> [AIM OF THE TASK]:
Copy everything from the start of the records down to the line with "maximize-icon xyxy=(1223,31,1240,48)", changing "scroll-thumb" to "scrollbar-thumb" and keeping everything else the same.

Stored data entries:
[Start]
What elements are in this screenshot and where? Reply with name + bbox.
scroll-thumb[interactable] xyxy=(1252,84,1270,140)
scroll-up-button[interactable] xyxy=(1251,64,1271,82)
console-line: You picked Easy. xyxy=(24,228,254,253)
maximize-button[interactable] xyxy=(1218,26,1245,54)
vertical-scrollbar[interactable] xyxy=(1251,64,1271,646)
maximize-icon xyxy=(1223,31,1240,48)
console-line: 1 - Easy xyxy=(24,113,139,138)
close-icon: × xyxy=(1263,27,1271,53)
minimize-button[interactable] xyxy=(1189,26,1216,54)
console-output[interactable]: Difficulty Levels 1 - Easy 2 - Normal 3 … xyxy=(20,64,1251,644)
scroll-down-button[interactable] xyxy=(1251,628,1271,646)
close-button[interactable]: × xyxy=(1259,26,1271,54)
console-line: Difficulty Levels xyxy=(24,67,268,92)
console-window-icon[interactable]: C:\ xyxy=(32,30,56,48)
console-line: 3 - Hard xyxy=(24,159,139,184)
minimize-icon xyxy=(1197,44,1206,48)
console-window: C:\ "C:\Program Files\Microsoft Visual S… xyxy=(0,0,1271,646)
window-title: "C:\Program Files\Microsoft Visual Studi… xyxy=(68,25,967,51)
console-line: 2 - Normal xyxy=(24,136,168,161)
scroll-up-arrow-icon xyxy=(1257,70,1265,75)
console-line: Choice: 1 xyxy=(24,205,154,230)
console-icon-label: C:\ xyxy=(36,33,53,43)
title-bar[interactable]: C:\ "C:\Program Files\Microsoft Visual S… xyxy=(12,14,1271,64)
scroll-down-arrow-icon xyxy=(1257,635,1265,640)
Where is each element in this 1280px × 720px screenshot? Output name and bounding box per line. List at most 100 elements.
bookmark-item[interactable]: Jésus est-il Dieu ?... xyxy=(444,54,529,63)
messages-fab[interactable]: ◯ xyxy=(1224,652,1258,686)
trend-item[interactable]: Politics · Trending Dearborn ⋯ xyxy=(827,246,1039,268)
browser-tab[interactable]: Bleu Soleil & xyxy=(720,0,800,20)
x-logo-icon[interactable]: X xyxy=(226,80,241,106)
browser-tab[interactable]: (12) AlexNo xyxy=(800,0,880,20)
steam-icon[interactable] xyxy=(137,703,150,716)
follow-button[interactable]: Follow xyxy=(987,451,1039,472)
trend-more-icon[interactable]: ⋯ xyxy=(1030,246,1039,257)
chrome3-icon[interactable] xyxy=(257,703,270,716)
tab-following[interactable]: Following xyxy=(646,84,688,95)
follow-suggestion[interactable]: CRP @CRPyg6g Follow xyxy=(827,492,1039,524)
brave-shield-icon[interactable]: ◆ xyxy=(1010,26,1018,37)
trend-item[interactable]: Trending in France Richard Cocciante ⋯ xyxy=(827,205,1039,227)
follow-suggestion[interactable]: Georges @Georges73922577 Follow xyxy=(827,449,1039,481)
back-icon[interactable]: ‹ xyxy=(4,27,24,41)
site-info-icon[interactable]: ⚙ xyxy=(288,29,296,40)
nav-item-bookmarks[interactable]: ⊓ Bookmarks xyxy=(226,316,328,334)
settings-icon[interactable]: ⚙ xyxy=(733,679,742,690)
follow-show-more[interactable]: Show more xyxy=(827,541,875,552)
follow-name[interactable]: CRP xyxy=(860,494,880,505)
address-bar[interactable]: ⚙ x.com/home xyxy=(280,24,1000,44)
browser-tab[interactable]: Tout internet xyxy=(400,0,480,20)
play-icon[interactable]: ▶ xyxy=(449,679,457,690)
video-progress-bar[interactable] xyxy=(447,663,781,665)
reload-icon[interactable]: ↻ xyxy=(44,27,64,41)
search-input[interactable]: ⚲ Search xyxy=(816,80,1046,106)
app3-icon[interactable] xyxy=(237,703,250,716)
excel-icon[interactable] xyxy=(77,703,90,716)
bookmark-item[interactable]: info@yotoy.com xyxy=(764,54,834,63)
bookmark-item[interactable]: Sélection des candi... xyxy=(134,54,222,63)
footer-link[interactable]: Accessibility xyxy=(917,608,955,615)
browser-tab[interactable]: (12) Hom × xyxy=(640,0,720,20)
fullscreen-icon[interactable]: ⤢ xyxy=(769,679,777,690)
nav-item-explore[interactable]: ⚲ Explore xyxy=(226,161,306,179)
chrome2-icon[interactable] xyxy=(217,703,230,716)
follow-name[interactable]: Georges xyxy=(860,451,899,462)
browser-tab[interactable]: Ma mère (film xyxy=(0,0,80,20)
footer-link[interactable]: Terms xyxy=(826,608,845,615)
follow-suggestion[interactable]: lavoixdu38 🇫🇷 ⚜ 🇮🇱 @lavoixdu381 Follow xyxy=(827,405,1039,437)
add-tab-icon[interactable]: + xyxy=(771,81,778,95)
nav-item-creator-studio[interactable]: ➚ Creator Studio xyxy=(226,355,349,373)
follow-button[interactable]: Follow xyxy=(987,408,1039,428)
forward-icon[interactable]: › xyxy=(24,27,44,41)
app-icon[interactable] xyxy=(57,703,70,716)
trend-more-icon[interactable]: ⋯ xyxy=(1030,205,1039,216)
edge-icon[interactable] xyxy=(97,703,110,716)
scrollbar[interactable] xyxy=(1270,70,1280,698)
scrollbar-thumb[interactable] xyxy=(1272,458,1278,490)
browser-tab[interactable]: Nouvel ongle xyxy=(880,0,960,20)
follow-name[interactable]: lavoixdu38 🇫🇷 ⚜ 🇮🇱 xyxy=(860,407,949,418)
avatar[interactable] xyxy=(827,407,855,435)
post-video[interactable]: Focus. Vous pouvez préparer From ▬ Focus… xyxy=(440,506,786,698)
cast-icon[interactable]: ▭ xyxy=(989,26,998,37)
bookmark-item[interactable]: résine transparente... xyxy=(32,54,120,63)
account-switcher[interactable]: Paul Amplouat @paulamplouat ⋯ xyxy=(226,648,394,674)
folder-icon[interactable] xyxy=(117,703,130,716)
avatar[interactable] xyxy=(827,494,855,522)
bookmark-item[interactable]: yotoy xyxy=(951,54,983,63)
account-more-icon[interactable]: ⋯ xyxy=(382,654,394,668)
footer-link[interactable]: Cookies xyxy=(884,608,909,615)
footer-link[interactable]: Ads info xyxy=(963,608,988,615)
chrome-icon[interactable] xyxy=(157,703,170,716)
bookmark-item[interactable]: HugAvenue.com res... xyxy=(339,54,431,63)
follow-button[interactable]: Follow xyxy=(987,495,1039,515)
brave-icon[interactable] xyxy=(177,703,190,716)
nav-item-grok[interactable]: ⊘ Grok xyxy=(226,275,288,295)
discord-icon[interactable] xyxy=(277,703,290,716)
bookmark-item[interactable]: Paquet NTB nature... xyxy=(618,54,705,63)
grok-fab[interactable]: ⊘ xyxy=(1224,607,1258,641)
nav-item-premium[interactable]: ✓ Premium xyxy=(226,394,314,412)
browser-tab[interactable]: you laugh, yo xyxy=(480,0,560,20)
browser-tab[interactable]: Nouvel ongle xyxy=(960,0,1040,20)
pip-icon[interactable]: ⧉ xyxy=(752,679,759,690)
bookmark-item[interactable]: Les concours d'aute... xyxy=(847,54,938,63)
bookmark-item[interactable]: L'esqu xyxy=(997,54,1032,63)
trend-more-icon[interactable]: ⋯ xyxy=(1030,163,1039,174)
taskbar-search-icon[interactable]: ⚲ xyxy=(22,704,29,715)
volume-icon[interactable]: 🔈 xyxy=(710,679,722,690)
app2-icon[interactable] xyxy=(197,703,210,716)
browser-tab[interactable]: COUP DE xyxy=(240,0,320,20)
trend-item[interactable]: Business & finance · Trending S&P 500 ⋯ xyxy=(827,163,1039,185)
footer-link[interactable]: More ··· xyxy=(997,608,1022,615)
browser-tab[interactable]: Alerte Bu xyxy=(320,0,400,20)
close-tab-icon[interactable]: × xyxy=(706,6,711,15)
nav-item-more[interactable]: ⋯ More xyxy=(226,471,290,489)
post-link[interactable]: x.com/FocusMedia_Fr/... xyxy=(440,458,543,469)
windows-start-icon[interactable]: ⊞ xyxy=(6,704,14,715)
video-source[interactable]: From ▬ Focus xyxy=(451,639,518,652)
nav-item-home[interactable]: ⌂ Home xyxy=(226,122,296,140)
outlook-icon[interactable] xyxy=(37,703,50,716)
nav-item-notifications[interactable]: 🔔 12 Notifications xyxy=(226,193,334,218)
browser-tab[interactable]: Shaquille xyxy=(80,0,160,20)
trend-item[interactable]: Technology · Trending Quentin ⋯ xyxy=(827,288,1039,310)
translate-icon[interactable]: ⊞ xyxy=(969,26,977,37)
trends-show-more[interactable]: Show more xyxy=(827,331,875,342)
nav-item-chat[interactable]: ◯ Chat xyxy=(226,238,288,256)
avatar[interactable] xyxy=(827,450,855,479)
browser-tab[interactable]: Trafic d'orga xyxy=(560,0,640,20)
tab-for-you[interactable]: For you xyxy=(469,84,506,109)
[End]
> [FINISHED ANSWER]:
What elements are in this screenshot and where? Reply with name + bbox.
scrollbar-thumb[interactable] xyxy=(1252,84,1270,140)
scroll-up-button[interactable] xyxy=(1251,64,1271,82)
console-line: You picked Easy. xyxy=(24,228,254,253)
maximize-button[interactable] xyxy=(1218,26,1245,54)
vertical-scrollbar[interactable] xyxy=(1251,64,1271,646)
maximize-icon xyxy=(1223,31,1240,48)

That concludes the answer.